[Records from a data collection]
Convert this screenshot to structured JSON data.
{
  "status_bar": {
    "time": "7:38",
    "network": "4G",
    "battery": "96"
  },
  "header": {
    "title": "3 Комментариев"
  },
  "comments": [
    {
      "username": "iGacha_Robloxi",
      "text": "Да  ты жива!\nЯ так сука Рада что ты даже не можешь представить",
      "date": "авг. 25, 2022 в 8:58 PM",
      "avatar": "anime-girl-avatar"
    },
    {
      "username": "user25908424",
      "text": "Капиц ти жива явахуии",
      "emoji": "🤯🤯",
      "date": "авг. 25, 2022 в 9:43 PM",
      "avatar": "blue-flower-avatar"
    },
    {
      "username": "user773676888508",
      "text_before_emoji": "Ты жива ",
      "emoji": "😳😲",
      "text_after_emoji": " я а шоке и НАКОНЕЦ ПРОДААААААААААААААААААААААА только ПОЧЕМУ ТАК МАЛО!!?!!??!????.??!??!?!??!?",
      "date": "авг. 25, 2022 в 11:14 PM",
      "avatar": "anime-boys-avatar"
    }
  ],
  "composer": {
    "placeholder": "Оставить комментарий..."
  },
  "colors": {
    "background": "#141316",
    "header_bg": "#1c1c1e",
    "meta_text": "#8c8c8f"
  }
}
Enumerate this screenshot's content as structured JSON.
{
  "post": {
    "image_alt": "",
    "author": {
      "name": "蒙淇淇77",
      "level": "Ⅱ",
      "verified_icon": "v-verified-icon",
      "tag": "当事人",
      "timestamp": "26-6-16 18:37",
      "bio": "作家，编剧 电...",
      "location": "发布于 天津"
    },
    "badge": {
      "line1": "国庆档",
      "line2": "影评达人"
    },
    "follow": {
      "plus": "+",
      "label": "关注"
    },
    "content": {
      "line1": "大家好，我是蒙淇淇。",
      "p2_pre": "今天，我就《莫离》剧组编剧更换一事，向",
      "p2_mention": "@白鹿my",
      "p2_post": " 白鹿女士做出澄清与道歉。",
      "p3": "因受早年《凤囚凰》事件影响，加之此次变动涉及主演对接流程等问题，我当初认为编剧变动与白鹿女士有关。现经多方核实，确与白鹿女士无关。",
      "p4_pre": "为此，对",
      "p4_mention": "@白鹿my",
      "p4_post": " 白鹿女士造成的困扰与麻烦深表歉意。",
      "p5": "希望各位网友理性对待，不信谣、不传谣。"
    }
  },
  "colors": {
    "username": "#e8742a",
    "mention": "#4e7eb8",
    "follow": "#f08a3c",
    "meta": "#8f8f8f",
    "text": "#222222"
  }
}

### Written problem
Quote the listing in full, please, keeping every line exact.

### Written response
Convert this screenshot to structured JSON data.
{
  "status_bar": {
    "time": "7:38",
    "network": "4G",
    "battery": "96"
  },
  "header": {
    "title": "3 Комментариев"
  },
  "comments": [
    {
      "username": "iGacha_Robloxi",
      "text": "Да  ты жива!\nЯ так сука Рада что ты даже не можешь представить",
      "date": "авг. 25, 2022 в 8:58 PM",
      "avatar": "anime-girl-avatar"
    },
    {
      "username": "user25908424",
      "text": "Капиц ти жива явахуии",
      "emoji": "🤯🤯",
      "date": "авг. 25, 2022 в 9:43 PM",
      "avatar": "blue-flower-avatar"
    },
    {
      "username": "user773676888508",
      "text_before_emoji": "Ты жива ",
      "emoji": "😳😲",
      "text_after_emoji": " я а шоке и НАКОНЕЦ ПРОДААААААААААААААААААААААА только ПОЧЕМУ ТАК МАЛО!!?!!??!????.??!??!?!??!?",
      "date": "авг. 25, 2022 в 11:14 PM",
      "avatar": "anime-boys-avatar"
    }
  ],
  "composer": {
    "placeholder": "Оставить комментарий..."
  },
  "colors": {
    "background": "#141316",
    "header_bg": "#1c1c1e",
    "meta_text": "#8c8c8f"
  }
}
Enumerate this screenshot's content as structured JSON.
{
  "post": {
    "image_alt": "",
    "author": {
      "name": "蒙淇淇77",
      "level": "Ⅱ",
      "verified_icon": "v-verified-icon",
      "tag": "当事人",
      "timestamp": "26-6-16 18:37",
      "bio": "作家，编剧 电...",
      "location": "发布于 天津"
    },
    "badge": {
      "line1": "国庆档",
      "line2": "影评达人"
    },
    "follow": {
      "plus": "+",
      "label": "关注"
    },
    "content": {
      "line1": "大家好，我是蒙淇淇。",
      "p2_pre": "今天，我就《莫离》剧组编剧更换一事，向",
      "p2_mention": "@白鹿my",
      "p2_post": " 白鹿女士做出澄清与道歉。",
      "p3": "因受早年《凤囚凰》事件影响，加之此次变动涉及主演对接流程等问题，我当初认为编剧变动与白鹿女士有关。现经多方核实，确与白鹿女士无关。",
      "p4_pre": "为此，对",
      "p4_mention": "@白鹿my",
      "p4_post": " 白鹿女士造成的困扰与麻烦深表歉意。",
      "p5": "希望各位网友理性对待，不信谣、不传谣。"
    }
  },
  "colors": {
    "username": "#e8742a",
    "mention": "#4e7eb8",
    "follow": "#f08a3c",
    "meta": "#8f8f8f",
    "text": "#222222"
  }
}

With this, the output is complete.